▶ The problem
Copy every line in which the string "παράγοντα" occurs.

▶ Dataset content
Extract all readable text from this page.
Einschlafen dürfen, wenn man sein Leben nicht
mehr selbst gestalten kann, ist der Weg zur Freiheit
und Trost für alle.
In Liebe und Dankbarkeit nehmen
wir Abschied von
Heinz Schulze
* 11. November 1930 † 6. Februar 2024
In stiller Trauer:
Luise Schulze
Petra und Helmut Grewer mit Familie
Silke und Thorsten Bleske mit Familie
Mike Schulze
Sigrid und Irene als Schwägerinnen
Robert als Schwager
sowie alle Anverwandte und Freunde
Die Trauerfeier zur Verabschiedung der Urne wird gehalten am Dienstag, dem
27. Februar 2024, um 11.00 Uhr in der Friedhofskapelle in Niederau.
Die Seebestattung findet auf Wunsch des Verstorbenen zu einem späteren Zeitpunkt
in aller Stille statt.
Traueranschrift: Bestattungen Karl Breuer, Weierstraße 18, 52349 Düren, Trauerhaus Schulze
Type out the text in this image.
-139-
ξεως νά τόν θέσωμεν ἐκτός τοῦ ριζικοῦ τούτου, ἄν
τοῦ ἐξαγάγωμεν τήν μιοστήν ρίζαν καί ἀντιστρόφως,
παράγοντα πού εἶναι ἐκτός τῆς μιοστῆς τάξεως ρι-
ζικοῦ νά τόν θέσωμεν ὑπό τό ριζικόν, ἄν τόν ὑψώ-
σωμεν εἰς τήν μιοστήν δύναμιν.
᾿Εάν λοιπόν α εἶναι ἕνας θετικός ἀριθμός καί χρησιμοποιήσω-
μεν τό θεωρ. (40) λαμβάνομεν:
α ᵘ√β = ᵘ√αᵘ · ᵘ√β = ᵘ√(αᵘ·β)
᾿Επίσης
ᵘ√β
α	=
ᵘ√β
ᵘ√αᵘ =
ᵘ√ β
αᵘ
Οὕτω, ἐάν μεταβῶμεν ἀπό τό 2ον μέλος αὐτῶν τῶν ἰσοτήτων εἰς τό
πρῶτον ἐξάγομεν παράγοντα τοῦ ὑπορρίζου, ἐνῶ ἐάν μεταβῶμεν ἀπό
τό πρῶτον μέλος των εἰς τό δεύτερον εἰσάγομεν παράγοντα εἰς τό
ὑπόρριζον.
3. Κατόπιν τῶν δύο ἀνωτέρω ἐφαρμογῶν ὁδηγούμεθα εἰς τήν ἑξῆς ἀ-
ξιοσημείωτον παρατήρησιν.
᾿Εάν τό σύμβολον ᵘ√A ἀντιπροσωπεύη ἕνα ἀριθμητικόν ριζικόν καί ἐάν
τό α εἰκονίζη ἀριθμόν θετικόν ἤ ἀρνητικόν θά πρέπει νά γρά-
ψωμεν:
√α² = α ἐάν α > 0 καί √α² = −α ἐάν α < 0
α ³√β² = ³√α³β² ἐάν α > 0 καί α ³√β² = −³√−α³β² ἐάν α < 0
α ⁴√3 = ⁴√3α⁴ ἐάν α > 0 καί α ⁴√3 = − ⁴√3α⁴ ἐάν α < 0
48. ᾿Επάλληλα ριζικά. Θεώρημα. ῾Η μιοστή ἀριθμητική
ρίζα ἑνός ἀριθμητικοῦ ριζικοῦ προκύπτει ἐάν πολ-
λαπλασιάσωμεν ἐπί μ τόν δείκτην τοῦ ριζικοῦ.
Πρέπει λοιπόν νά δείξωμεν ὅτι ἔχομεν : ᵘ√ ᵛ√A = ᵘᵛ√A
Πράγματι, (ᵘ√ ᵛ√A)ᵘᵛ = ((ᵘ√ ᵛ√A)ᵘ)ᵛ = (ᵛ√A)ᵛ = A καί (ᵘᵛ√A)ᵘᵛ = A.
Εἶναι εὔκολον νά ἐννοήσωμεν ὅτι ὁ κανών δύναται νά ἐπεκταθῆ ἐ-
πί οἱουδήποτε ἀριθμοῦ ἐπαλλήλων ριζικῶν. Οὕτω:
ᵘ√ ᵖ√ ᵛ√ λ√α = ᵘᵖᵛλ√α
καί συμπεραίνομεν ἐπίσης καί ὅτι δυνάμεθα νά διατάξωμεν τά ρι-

▶ Final result
παράγοντα πού εἶναι ἐκτός τῆς μιοστῆς τάξεως ρι-
πρῶτον ἐξάγομεν παράγοντα τοῦ ὑπορρίζου, ἐνῶ ἐάν μεταβῶμεν ἀπό
τό πρῶτον μέλος των εἰς τό δεύτερον εἰσάγομεν παράγοντα εἰς τό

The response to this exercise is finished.